All records below must be retyped exactly.

(Collected data)
%%

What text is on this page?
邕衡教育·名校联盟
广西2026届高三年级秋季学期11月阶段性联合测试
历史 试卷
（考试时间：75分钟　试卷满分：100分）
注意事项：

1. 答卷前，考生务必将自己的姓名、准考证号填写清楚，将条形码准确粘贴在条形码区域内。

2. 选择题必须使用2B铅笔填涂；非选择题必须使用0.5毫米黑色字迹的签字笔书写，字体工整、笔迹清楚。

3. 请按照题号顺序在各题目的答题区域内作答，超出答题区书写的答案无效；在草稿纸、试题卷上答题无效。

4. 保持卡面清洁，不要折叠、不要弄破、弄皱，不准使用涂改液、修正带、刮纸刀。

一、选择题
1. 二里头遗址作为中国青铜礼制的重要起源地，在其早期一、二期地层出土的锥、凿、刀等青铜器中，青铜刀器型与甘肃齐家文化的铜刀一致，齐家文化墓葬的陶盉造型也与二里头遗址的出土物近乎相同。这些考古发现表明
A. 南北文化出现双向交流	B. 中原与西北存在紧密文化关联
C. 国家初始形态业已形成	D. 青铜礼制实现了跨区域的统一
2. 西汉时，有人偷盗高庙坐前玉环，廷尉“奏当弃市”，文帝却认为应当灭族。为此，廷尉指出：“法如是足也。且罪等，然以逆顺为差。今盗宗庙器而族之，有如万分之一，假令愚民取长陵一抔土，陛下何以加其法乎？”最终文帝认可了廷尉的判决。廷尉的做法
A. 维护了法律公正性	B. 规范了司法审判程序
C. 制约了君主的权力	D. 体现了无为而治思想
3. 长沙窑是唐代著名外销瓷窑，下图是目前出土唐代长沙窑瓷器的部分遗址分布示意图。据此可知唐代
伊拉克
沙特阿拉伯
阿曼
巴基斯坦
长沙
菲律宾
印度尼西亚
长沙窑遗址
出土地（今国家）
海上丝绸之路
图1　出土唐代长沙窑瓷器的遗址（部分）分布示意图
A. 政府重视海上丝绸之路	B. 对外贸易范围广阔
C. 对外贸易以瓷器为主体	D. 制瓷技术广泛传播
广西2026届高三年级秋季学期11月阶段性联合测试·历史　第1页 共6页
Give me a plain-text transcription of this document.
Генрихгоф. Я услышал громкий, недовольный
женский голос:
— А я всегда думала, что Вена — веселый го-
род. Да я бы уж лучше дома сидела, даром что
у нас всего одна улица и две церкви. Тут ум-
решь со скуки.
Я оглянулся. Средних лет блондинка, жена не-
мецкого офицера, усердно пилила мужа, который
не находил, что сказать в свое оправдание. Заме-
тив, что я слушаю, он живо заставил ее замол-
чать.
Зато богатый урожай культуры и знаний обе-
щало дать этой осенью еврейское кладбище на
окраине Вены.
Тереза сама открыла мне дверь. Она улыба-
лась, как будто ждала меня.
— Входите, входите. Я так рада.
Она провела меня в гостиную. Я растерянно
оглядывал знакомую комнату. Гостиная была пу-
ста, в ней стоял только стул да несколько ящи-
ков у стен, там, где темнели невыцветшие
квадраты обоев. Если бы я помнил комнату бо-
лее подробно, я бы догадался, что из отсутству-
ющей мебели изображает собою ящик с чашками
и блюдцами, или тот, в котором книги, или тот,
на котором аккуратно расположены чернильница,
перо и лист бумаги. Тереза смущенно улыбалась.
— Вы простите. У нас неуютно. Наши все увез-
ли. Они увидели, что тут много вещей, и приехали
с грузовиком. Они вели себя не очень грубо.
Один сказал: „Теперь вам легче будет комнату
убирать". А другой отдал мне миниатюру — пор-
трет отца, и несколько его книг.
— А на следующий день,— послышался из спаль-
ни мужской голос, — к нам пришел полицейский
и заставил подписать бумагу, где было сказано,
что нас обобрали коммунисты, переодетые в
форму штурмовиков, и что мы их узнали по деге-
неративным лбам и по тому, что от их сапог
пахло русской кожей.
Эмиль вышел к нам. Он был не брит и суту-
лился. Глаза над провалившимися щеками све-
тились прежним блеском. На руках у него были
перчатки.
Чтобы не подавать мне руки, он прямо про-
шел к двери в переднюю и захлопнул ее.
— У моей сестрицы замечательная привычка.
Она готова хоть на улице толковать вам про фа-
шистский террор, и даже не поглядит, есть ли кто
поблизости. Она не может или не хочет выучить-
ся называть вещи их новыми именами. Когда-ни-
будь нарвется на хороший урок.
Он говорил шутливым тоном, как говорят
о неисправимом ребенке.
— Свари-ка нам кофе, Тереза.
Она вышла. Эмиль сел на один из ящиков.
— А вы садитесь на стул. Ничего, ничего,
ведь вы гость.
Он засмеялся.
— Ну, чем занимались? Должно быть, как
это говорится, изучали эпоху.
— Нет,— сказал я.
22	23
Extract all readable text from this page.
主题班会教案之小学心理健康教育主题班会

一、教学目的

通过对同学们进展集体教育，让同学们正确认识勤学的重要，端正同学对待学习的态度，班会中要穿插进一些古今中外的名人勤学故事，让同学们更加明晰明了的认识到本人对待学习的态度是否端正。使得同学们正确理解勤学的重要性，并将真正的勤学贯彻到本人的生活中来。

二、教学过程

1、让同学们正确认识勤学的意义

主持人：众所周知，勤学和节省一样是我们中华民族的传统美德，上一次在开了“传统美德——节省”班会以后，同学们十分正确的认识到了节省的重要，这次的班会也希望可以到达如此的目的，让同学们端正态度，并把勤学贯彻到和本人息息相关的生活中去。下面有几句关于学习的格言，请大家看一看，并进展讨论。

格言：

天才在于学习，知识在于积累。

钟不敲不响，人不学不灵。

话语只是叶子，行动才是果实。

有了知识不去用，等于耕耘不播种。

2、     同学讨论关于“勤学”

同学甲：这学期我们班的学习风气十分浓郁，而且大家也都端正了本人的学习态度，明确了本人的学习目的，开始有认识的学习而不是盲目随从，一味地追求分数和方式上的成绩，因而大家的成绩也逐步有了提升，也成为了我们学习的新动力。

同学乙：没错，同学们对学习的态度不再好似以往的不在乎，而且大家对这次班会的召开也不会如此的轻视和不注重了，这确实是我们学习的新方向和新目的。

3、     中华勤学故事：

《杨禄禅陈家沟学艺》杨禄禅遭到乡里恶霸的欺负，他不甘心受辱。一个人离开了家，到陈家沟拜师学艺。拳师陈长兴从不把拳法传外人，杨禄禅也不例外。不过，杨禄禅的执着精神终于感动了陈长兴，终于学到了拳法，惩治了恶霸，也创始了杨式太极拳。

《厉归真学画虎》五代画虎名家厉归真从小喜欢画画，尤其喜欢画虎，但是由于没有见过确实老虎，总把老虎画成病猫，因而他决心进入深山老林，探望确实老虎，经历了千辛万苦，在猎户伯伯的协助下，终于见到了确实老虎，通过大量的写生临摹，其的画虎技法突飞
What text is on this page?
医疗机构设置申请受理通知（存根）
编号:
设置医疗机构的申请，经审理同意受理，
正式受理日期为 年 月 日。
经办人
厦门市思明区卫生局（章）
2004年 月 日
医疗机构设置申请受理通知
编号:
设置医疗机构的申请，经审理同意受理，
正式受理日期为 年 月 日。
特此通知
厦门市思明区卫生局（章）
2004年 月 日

%%

» ANSWER TO THIS TASK
What text is on this page?
邕衡教育·名校联盟
广西2026届高三年级秋季学期11月阶段性联合测试
历史 试卷
（考试时间：75分钟　试卷满分：100分）
注意事项：

1. 答卷前，考生务必将自己的姓名、准考证号填写清楚，将条形码准确粘贴在条形码区域内。

2. 选择题必须使用2B铅笔填涂；非选择题必须使用0.5毫米黑色字迹的签字笔书写，字体工整、笔迹清楚。

3. 请按照题号顺序在各题目的答题区域内作答，超出答题区书写的答案无效；在草稿纸、试题卷上答题无效。

4. 保持卡面清洁，不要折叠、不要弄破、弄皱，不准使用涂改液、修正带、刮纸刀。

一、选择题
1. 二里头遗址作为中国青铜礼制的重要起源地，在其早期一、二期地层出土的锥、凿、刀等青铜器中，青铜刀器型与甘肃齐家文化的铜刀一致，齐家文化墓葬的陶盉造型也与二里头遗址的出土物近乎相同。这些考古发现表明
A. 南北文化出现双向交流	B. 中原与西北存在紧密文化关联
C. 国家初始形态业已形成	D. 青铜礼制实现了跨区域的统一
2. 西汉时，有人偷盗高庙坐前玉环，廷尉“奏当弃市”，文帝却认为应当灭族。为此，廷尉指出：“法如是足也。且罪等，然以逆顺为差。今盗宗庙器而族之，有如万分之一，假令愚民取长陵一抔土，陛下何以加其法乎？”最终文帝认可了廷尉的判决。廷尉的做法
A. 维护了法律公正性	B. 规范了司法审判程序
C. 制约了君主的权力	D. 体现了无为而治思想
3. 长沙窑是唐代著名外销瓷窑，下图是目前出土唐代长沙窑瓷器的部分遗址分布示意图。据此可知唐代
伊拉克
沙特阿拉伯
阿曼
巴基斯坦
长沙
菲律宾
印度尼西亚
长沙窑遗址
出土地（今国家）
海上丝绸之路
图1　出土唐代长沙窑瓷器的遗址（部分）分布示意图
A. 政府重视海上丝绸之路	B. 对外贸易范围广阔
C. 对外贸易以瓷器为主体	D. 制瓷技术广泛传播
广西2026届高三年级秋季学期11月阶段性联合测试·历史　第1页 共6页
Give me a plain-text transcription of this document.
Генрихгоф. Я услышал громкий, недовольный
женский голос:
— А я всегда думала, что Вена — веселый го-
род. Да я бы уж лучше дома сидела, даром что
у нас всего одна улица и две церкви. Тут ум-
решь со скуки.
Я оглянулся. Средних лет блондинка, жена не-
мецкого офицера, усердно пилила мужа, который
не находил, что сказать в свое оправдание. Заме-
тив, что я слушаю, он живо заставил ее замол-
чать.
Зато богатый урожай культуры и знаний обе-
щало дать этой осенью еврейское кладбище на
окраине Вены.
Тереза сама открыла мне дверь. Она улыба-
лась, как будто ждала меня.
— Входите, входите. Я так рада.
Она провела меня в гостиную. Я растерянно
оглядывал знакомую комнату. Гостиная была пу-
ста, в ней стоял только стул да несколько ящи-
ков у стен, там, где темнели невыцветшие
квадраты обоев. Если бы я помнил комнату бо-
лее подробно, я бы догадался, что из отсутству-
ющей мебели изображает собою ящик с чашками
и блюдцами, или тот, в котором книги, или тот,
на котором аккуратно расположены чернильница,
перо и лист бумаги. Тереза смущенно улыбалась.
— Вы простите. У нас неуютно. Наши все увез-
ли. Они увидели, что тут много вещей, и приехали
с грузовиком. Они вели себя не очень грубо.
Один сказал: „Теперь вам легче будет комнату
убирать". А другой отдал мне миниатюру — пор-
трет отца, и несколько его книг.
— А на следующий день,— послышался из спаль-
ни мужской голос, — к нам пришел полицейский
и заставил подписать бумагу, где было сказано,
что нас обобрали коммунисты, переодетые в
форму штурмовиков, и что мы их узнали по деге-
неративным лбам и по тому, что от их сапог
пахло русской кожей.
Эмиль вышел к нам. Он был не брит и суту-
лился. Глаза над провалившимися щеками све-
тились прежним блеском. На руках у него были
перчатки.
Чтобы не подавать мне руки, он прямо про-
шел к двери в переднюю и захлопнул ее.
— У моей сестрицы замечательная привычка.
Она готова хоть на улице толковать вам про фа-
шистский террор, и даже не поглядит, есть ли кто
поблизости. Она не может или не хочет выучить-
ся называть вещи их новыми именами. Когда-ни-
будь нарвется на хороший урок.
Он говорил шутливым тоном, как говорят
о неисправимом ребенке.
— Свари-ка нам кофе, Тереза.
Она вышла. Эмиль сел на один из ящиков.
— А вы садитесь на стул. Ничего, ничего,
ведь вы гость.
Он засмеялся.
— Ну, чем занимались? Должно быть, как
это говорится, изучали эпоху.
— Нет,— сказал я.
22	23
Extract all readable text from this page.
主题班会教案之小学心理健康教育主题班会

一、教学目的

通过对同学们进展集体教育，让同学们正确认识勤学的重要，端正同学对待学习的态度，班会中要穿插进一些古今中外的名人勤学故事，让同学们更加明晰明了的认识到本人对待学习的态度是否端正。使得同学们正确理解勤学的重要性，并将真正的勤学贯彻到本人的生活中来。

二、教学过程

1、让同学们正确认识勤学的意义

主持人：众所周知，勤学和节省一样是我们中华民族的传统美德，上一次在开了“传统美德——节省”班会以后，同学们十分正确的认识到了节省的重要，这次的班会也希望可以到达如此的目的，让同学们端正态度，并把勤学贯彻到和本人息息相关的生活中去。下面有几句关于学习的格言，请大家看一看，并进展讨论。

格言：

天才在于学习，知识在于积累。

钟不敲不响，人不学不灵。

话语只是叶子，行动才是果实。

有了知识不去用，等于耕耘不播种。

2、     同学讨论关于“勤学”

同学甲：这学期我们班的学习风气十分浓郁，而且大家也都端正了本人的学习态度，明确了本人的学习目的，开始有认识的学习而不是盲目随从，一味地追求分数和方式上的成绩，因而大家的成绩也逐步有了提升，也成为了我们学习的新动力。

同学乙：没错，同学们对学习的态度不再好似以往的不在乎，而且大家对这次班会的召开也不会如此的轻视和不注重了，这确实是我们学习的新方向和新目的。

3、     中华勤学故事：

《杨禄禅陈家沟学艺》杨禄禅遭到乡里恶霸的欺负，他不甘心受辱。一个人离开了家，到陈家沟拜师学艺。拳师陈长兴从不把拳法传外人，杨禄禅也不例外。不过，杨禄禅的执着精神终于感动了陈长兴，终于学到了拳法，惩治了恶霸，也创始了杨式太极拳。

《厉归真学画虎》五代画虎名家厉归真从小喜欢画画，尤其喜欢画虎，但是由于没有见过确实老虎，总把老虎画成病猫，因而他决心进入深山老林，探望确实老虎，经历了千辛万苦，在猎户伯伯的协助下，终于见到了确实老虎，通过大量的写生临摹，其的画虎技法突飞
What text is on this page?
医疗机构设置申请受理通知（存根）
编号:
设置医疗机构的申请，经审理同意受理，
正式受理日期为 年 月 日。
经办人
厦门市思明区卫生局（章）
2004年 月 日
医疗机构设置申请受理通知
编号:
设置医疗机构的申请，经审理同意受理，
正式受理日期为 年 月 日。
特此通知
厦门市思明区卫生局（章）
2004年 月 日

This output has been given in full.